◆ Task brief:
Exactly repeat the material, dropping only the pictures.

** begin **

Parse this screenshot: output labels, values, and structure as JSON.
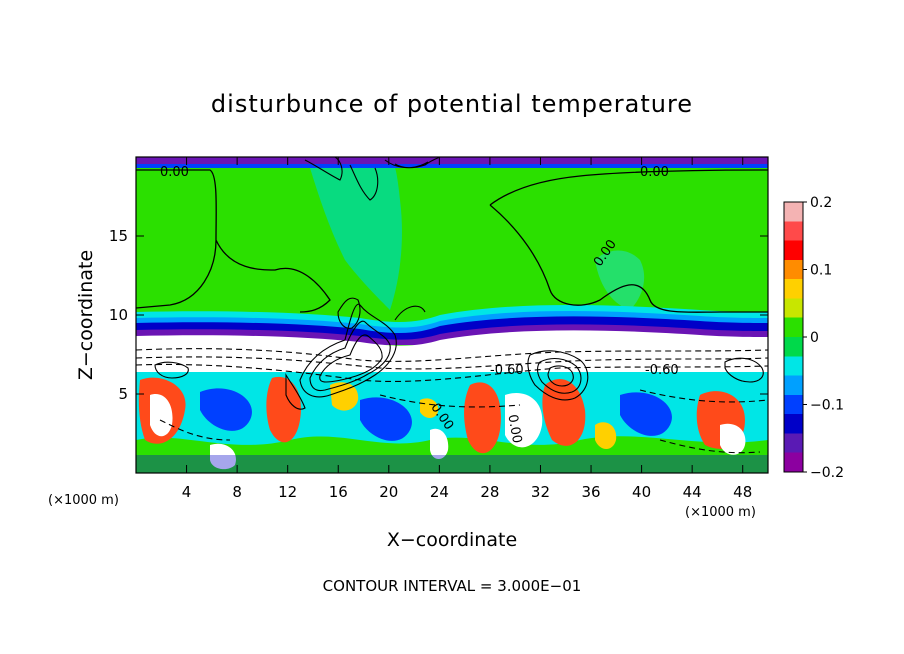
{
  "chart_data": {
    "type": "heatmap",
    "title": "disturbunce of potential temperature",
    "xlabel": "X−coordinate",
    "ylabel": "Z−coordinate",
    "x_unit": "(×1000 m)",
    "z_unit": "(×1000 m)",
    "xlim": [
      0,
      50
    ],
    "ylim": [
      0,
      20
    ],
    "x_ticks": [
      4,
      8,
      12,
      16,
      20,
      24,
      28,
      32,
      36,
      40,
      44,
      48
    ],
    "y_ticks": [
      5,
      10,
      15
    ],
    "colorbar": {
      "range": [
        -0.2,
        0.2
      ],
      "ticks": [
        "0.2",
        "0.1",
        "0",
        "−0.1",
        "−0.2"
      ],
      "colors": [
        "#f4b3b3",
        "#ff4a4a",
        "#ff0000",
        "#ff8c00",
        "#ffd000",
        "#c8e600",
        "#2be000",
        "#00d94a",
        "#00e6e6",
        "#00a0ff",
        "#0040ff",
        "#0000c8",
        "#5a1ab4",
        "#8c00a0"
      ]
    },
    "contour_labels": [
      "0.00",
      "0.00",
      "0.00",
      "-0.60",
      "-0.60",
      "0.00",
      "0.00"
    ],
    "contour_interval": "CONTOUR INTERVAL = 3.000E−01",
    "grid": false,
    "legend": "colorbar-right"
  }
}
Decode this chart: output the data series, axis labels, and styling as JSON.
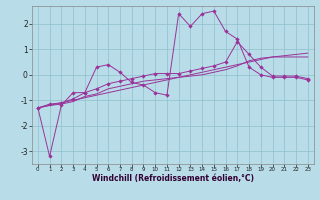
{
  "xlabel": "Windchill (Refroidissement éolien,°C)",
  "bg_color": "#b8dde8",
  "grid_color": "#8fbfcc",
  "line_color": "#993399",
  "xlim": [
    -0.5,
    23.5
  ],
  "ylim": [
    -3.5,
    2.7
  ],
  "xticks": [
    0,
    1,
    2,
    3,
    4,
    5,
    6,
    7,
    8,
    9,
    10,
    11,
    12,
    13,
    14,
    15,
    16,
    17,
    18,
    19,
    20,
    21,
    22,
    23
  ],
  "yticks": [
    -3,
    -2,
    -1,
    0,
    1,
    2
  ],
  "lines": [
    {
      "x": [
        0,
        1,
        2,
        3,
        4,
        5,
        6,
        7,
        8,
        9,
        10,
        11,
        12,
        13,
        14,
        15,
        16,
        17,
        18,
        19,
        20,
        21,
        22,
        23
      ],
      "y": [
        -1.3,
        -3.2,
        -1.2,
        -0.7,
        -0.7,
        0.3,
        0.4,
        0.1,
        -0.3,
        -0.4,
        -0.7,
        -0.8,
        2.4,
        1.9,
        2.4,
        2.5,
        1.7,
        1.4,
        0.3,
        0.0,
        -0.1,
        -0.1,
        -0.1,
        -0.2
      ],
      "marker": true
    },
    {
      "x": [
        0,
        1,
        2,
        3,
        4,
        5,
        6,
        7,
        8,
        9,
        10,
        11,
        12,
        13,
        14,
        15,
        16,
        17,
        18,
        19,
        20,
        21,
        22,
        23
      ],
      "y": [
        -1.3,
        -1.15,
        -1.1,
        -0.95,
        -0.7,
        -0.55,
        -0.35,
        -0.25,
        -0.15,
        -0.05,
        0.05,
        0.05,
        0.05,
        0.15,
        0.25,
        0.35,
        0.5,
        1.3,
        0.8,
        0.3,
        -0.05,
        -0.05,
        -0.05,
        -0.15
      ],
      "marker": true
    },
    {
      "x": [
        0,
        1,
        2,
        3,
        4,
        5,
        6,
        7,
        8,
        9,
        10,
        11,
        12,
        13,
        14,
        15,
        16,
        17,
        18,
        19,
        20,
        21,
        22,
        23
      ],
      "y": [
        -1.3,
        -1.2,
        -1.15,
        -1.05,
        -0.85,
        -0.75,
        -0.55,
        -0.45,
        -0.35,
        -0.25,
        -0.2,
        -0.15,
        -0.1,
        -0.05,
        0.0,
        0.1,
        0.2,
        0.35,
        0.55,
        0.65,
        0.7,
        0.7,
        0.7,
        0.7
      ],
      "marker": false
    },
    {
      "x": [
        0,
        1,
        2,
        3,
        4,
        5,
        6,
        7,
        8,
        9,
        10,
        11,
        12,
        13,
        14,
        15,
        16,
        17,
        18,
        19,
        20,
        21,
        22,
        23
      ],
      "y": [
        -1.3,
        -1.2,
        -1.1,
        -1.0,
        -0.9,
        -0.8,
        -0.7,
        -0.6,
        -0.5,
        -0.4,
        -0.3,
        -0.2,
        -0.1,
        0.0,
        0.1,
        0.2,
        0.3,
        0.4,
        0.5,
        0.6,
        0.7,
        0.75,
        0.8,
        0.85
      ],
      "marker": false
    }
  ]
}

** end **

◆ Finished answer:
Parse this screenshot: output labels, values, and structure as JSON.
{
  "chart_data": {
    "type": "heatmap",
    "title": "disturbunce of potential temperature",
    "xlabel": "X−coordinate",
    "ylabel": "Z−coordinate",
    "x_unit": "(×1000 m)",
    "z_unit": "(×1000 m)",
    "xlim": [
      0,
      50
    ],
    "ylim": [
      0,
      20
    ],
    "x_ticks": [
      4,
      8,
      12,
      16,
      20,
      24,
      28,
      32,
      36,
      40,
      44,
      48
    ],
    "y_ticks": [
      5,
      10,
      15
    ],
    "colorbar": {
      "range": [
        -0.2,
        0.2
      ],
      "ticks": [
        "0.2",
        "0.1",
        "0",
        "−0.1",
        "−0.2"
      ],
      "colors": [
        "#f4b3b3",
        "#ff4a4a",
        "#ff0000",
        "#ff8c00",
        "#ffd000",
        "#c8e600",
        "#2be000",
        "#00d94a",
        "#00e6e6",
        "#00a0ff",
        "#0040ff",
        "#0000c8",
        "#5a1ab4",
        "#8c00a0"
      ]
    },
    "contour_labels": [
      "0.00",
      "0.00",
      "0.00",
      "-0.60",
      "-0.60",
      "0.00",
      "0.00"
    ],
    "contour_interval": "CONTOUR INTERVAL = 3.000E−01",
    "grid": false,
    "legend": "colorbar-right"
  }
}
Decode this chart: output the data series, axis labels, and styling as JSON.
{
  "xlabel": "Windchill (Refroidissement éolien,°C)",
  "bg_color": "#b8dde8",
  "grid_color": "#8fbfcc",
  "line_color": "#993399",
  "xlim": [
    -0.5,
    23.5
  ],
  "ylim": [
    -3.5,
    2.7
  ],
  "xticks": [
    0,
    1,
    2,
    3,
    4,
    5,
    6,
    7,
    8,
    9,
    10,
    11,
    12,
    13,
    14,
    15,
    16,
    17,
    18,
    19,
    20,
    21,
    22,
    23
  ],
  "yticks": [
    -3,
    -2,
    -1,
    0,
    1,
    2
  ],
  "lines": [
    {
      "x": [
        0,
        1,
        2,
        3,
        4,
        5,
        6,
        7,
        8,
        9,
        10,
        11,
        12,
        13,
        14,
        15,
        16,
        17,
        18,
        19,
        20,
        21,
        22,
        23
      ],
      "y": [
        -1.3,
        -3.2,
        -1.2,
        -0.7,
        -0.7,
        0.3,
        0.4,
        0.1,
        -0.3,
        -0.4,
        -0.7,
        -0.8,
        2.4,
        1.9,
        2.4,
        2.5,
        1.7,
        1.4,
        0.3,
        0.0,
        -0.1,
        -0.1,
        -0.1,
        -0.2
      ],
      "marker": true
    },
    {
      "x": [
        0,
        1,
        2,
        3,
        4,
        5,
        6,
        7,
        8,
        9,
        10,
        11,
        12,
        13,
        14,
        15,
        16,
        17,
        18,
        19,
        20,
        21,
        22,
        23
      ],
      "y": [
        -1.3,
        -1.15,
        -1.1,
        -0.95,
        -0.7,
        -0.55,
        -0.35,
        -0.25,
        -0.15,
        -0.05,
        0.05,
        0.05,
        0.05,
        0.15,
        0.25,
        0.35,
        0.5,
        1.3,
        0.8,
        0.3,
        -0.05,
        -0.05,
        -0.05,
        -0.15
      ],
      "marker": true
    },
    {
      "x": [
        0,
        1,
        2,
        3,
        4,
        5,
        6,
        7,
        8,
        9,
        10,
        11,
        12,
        13,
        14,
        15,
        16,
        17,
        18,
        19,
        20,
        21,
        22,
        23
      ],
      "y": [
        -1.3,
        -1.2,
        -1.15,
        -1.05,
        -0.85,
        -0.75,
        -0.55,
        -0.45,
        -0.35,
        -0.25,
        -0.2,
        -0.15,
        -0.1,
        -0.05,
        0.0,
        0.1,
        0.2,
        0.35,
        0.55,
        0.65,
        0.7,
        0.7,
        0.7,
        0.7
      ],
      "marker": false
    },
    {
      "x": [
        0,
        1,
        2,
        3,
        4,
        5,
        6,
        7,
        8,
        9,
        10,
        11,
        12,
        13,
        14,
        15,
        16,
        17,
        18,
        19,
        20,
        21,
        22,
        23
      ],
      "y": [
        -1.3,
        -1.2,
        -1.1,
        -1.0,
        -0.9,
        -0.8,
        -0.7,
        -0.6,
        -0.5,
        -0.4,
        -0.3,
        -0.2,
        -0.1,
        0.0,
        0.1,
        0.2,
        0.3,
        0.4,
        0.5,
        0.6,
        0.7,
        0.75,
        0.8,
        0.85
      ],
      "marker": false
    }
  ]
}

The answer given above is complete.